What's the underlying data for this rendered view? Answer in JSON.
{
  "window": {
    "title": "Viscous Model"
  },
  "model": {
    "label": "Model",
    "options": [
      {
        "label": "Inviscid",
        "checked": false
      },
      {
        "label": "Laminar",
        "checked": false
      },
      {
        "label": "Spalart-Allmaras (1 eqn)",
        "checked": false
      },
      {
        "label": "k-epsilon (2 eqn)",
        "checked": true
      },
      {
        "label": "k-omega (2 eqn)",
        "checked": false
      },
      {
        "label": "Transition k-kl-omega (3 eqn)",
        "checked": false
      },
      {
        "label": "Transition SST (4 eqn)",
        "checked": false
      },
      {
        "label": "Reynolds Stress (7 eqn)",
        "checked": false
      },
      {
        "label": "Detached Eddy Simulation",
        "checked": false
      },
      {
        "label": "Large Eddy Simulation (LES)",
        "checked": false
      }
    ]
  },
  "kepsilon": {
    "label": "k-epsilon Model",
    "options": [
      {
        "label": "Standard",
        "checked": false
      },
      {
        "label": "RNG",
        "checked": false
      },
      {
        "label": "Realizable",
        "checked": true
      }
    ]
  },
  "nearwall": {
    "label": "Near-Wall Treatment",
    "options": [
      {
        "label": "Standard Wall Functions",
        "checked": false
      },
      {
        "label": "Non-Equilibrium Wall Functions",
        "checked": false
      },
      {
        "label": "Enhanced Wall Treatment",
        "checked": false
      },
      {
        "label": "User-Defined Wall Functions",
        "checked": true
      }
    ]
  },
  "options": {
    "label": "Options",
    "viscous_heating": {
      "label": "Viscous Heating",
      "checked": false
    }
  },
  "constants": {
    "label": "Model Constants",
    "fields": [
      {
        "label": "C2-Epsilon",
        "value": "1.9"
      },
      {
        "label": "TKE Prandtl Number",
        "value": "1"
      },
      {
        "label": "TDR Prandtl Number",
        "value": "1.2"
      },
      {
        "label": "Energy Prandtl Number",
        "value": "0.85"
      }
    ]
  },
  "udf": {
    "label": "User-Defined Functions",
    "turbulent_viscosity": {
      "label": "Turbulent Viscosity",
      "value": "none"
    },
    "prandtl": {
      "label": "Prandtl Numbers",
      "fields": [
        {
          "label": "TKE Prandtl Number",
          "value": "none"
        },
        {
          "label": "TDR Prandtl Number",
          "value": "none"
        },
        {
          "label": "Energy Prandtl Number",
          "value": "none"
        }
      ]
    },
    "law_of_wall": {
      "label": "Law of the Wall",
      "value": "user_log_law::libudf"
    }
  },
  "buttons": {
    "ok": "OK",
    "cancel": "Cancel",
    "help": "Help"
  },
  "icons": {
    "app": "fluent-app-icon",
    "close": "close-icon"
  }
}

▬▬▬

--- Challenge ---
Each line of the listing should be copied exactly.

--- Written response ---
What's the underlying data for this rendered view? Answer in JSON.
{
  "window": {
    "title": "Viscous Model"
  },
  "model": {
    "label": "Model",
    "options": [
      {
        "label": "Inviscid",
        "checked": false
      },
      {
        "label": "Laminar",
        "checked": false
      },
      {
        "label": "Spalart-Allmaras (1 eqn)",
        "checked": false
      },
      {
        "label": "k-epsilon (2 eqn)",
        "checked": true
      },
      {
        "label": "k-omega (2 eqn)",
        "checked": false
      },
      {
        "label": "Transition k-kl-omega (3 eqn)",
        "checked": false
      },
      {
        "label": "Transition SST (4 eqn)",
        "checked": false
      },
      {
        "label": "Reynolds Stress (7 eqn)",
        "checked": false
      },
      {
        "label": "Detached Eddy Simulation",
        "checked": false
      },
      {
        "label": "Large Eddy Simulation (LES)",
        "checked": false
      }
    ]
  },
  "kepsilon": {
    "label": "k-epsilon Model",
    "options": [
      {
        "label": "Standard",
        "checked": false
      },
      {
        "label": "RNG",
        "checked": false
      },
      {
        "label": "Realizable",
        "checked": true
      }
    ]
  },
  "nearwall": {
    "label": "Near-Wall Treatment",
    "options": [
      {
        "label": "Standard Wall Functions",
        "checked": false
      },
      {
        "label": "Non-Equilibrium Wall Functions",
        "checked": false
      },
      {
        "label": "Enhanced Wall Treatment",
        "checked": false
      },
      {
        "label": "User-Defined Wall Functions",
        "checked": true
      }
    ]
  },
  "options": {
    "label": "Options",
    "viscous_heating": {
      "label": "Viscous Heating",
      "checked": false
    }
  },
  "constants": {
    "label": "Model Constants",
    "fields": [
      {
        "label": "C2-Epsilon",
        "value": "1.9"
      },
      {
        "label": "TKE Prandtl Number",
        "value": "1"
      },
      {
        "label": "TDR Prandtl Number",
        "value": "1.2"
      },
      {
        "label": "Energy Prandtl Number",
        "value": "0.85"
      }
    ]
  },
  "udf": {
    "label": "User-Defined Functions",
    "turbulent_viscosity": {
      "label": "Turbulent Viscosity",
      "value": "none"
    },
    "prandtl": {
      "label": "Prandtl Numbers",
      "fields": [
        {
          "label": "TKE Prandtl Number",
          "value": "none"
        },
        {
          "label": "TDR Prandtl Number",
          "value": "none"
        },
        {
          "label": "Energy Prandtl Number",
          "value": "none"
        }
      ]
    },
    "law_of_wall": {
      "label": "Law of the Wall",
      "value": "user_log_law::libudf"
    }
  },
  "buttons": {
    "ok": "OK",
    "cancel": "Cancel",
    "help": "Help"
  },
  "icons": {
    "app": "fluent-app-icon",
    "close": "close-icon"
  }
}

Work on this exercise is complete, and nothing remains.